SOURCE PASSAGE —
----
Im a bit confused on what to do with distractor answers. Should they be excluded as they may cause students to learn incorrectly? Should they be included, but only minimally so as to have the students discriminate between incorrect and correct responses? Ie. three choices, 1 correct, 1 distractor (common misconception), 1 blatantly incorrect.
Yeah…it’s not crystal clear. My takeaway is that 3 is best, as long as you’ve got 2 plausible distractors. It would be better to only have 1 plausible distractor than include multiple erroneous distractors.
depends on your level of student — how familiar should they be with the material — i.e., should they recognize and avoid many different, and different types of distractors?
National Medical Board Questions are not considered solid if SOMEONE in the test population doesn’t choose (at some point) every single distractor — so a distractor (or foil, in other cultures) is only as useful as often as it actually does it’s job.
There’s so much depth that one can enter into on MCQ writing — this article is a solid beginning for anyone looking to learn how to use the MCQ for good, and to promote learning.
First off, this article is a useful, readable summary of a big kind-of-technical psychology literature. Thank you!
----
DATASET EXCERPTS —
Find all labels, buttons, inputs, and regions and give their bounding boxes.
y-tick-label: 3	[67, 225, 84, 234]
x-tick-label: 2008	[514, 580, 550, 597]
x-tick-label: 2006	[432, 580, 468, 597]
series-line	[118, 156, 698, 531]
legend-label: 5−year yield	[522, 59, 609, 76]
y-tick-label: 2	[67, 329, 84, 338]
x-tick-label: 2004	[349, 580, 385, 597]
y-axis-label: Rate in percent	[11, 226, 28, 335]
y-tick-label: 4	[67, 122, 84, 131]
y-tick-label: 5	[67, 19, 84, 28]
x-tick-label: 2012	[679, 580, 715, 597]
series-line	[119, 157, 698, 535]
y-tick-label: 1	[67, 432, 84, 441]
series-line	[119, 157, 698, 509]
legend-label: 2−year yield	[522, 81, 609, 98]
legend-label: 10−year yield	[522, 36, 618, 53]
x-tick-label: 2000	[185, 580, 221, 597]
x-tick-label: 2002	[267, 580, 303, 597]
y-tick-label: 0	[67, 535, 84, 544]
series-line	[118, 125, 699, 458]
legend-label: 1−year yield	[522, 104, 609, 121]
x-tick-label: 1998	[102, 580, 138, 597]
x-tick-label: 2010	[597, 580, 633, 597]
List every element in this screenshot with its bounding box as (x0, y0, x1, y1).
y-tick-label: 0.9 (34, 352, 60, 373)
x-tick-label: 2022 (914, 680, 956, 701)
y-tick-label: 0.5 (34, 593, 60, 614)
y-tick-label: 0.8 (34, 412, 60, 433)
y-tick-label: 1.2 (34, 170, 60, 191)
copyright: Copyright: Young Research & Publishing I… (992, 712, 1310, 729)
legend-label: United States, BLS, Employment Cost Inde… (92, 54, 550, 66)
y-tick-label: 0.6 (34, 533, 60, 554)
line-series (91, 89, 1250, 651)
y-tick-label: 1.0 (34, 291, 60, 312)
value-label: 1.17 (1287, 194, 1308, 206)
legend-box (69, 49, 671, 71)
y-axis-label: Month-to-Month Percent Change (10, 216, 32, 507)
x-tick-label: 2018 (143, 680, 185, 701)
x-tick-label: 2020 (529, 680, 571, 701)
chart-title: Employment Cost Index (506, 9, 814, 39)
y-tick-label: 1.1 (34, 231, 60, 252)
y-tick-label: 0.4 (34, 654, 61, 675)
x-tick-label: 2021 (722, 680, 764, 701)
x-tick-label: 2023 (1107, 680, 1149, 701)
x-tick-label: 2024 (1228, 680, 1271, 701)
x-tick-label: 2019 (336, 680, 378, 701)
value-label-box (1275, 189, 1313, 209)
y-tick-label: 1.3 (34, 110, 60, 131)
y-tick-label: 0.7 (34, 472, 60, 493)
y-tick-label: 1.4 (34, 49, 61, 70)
----
EXERCISES TO COMPLETE —
a) In the forum thread on multiple-choice distractors, under what condition are National Medical Board questions not considered solid?
b) Summarize the forum thread on multiple-choice distractors in two sentences.
c) Continue the forum thread on multiple-choice distractors from where it stops.

EXERCISE RESPONSES —
a) They are not considered solid if some distractor never gets chosen, at some point, by someone in the test population.

b) A participant unsure whether distractor answers belong in multiple-choice questions is told that three choices work best when two distractors are plausible, and that one plausible distractor beats several erroneous ones. Others add that the choice depends on the students' level, note that National Medical Board questions count a distractor as useful only if someone actually picks it, and praise the article as a solid, readable starting point.

c)
Now two questions:
* What do you think of the answer “Not enough information to answer this question” ? On the one hand, a lot of the criticisms above of NOTA seem to apply. On the other hand, I teach math/stats and I want my students to be able to recognize situations when they cannot actually get an answer.
* Do you have a rule of thumb for difficulty? 90% item facility seems to easy and 10% is clearly too hard, but what’s an appropriate range?
Thank you again!!
Again — having replied to an early comment — “item difficulty” can be thought of collectively (ie., what is the composition of the TEST — 20% items in the 0.4-0.6 (40%-60% get it right) and x in the 0.6-0.8 range? It depends on how all of this stuff is used to inform the summative assessment. The questions can all be cripplingly difficult, if the purpose of the MCQ “exam” was formative, and to stress the need for more study. Linking testing, test grades (and the performance metrics from the test itself), and all of that to a particular student outcome measure is dicey, given new questions so often being dropped in at the last minute — or not having been run past colleagues for some sort of vetting. Great question — there is no correct answer for it. But lots of potential good answers to it.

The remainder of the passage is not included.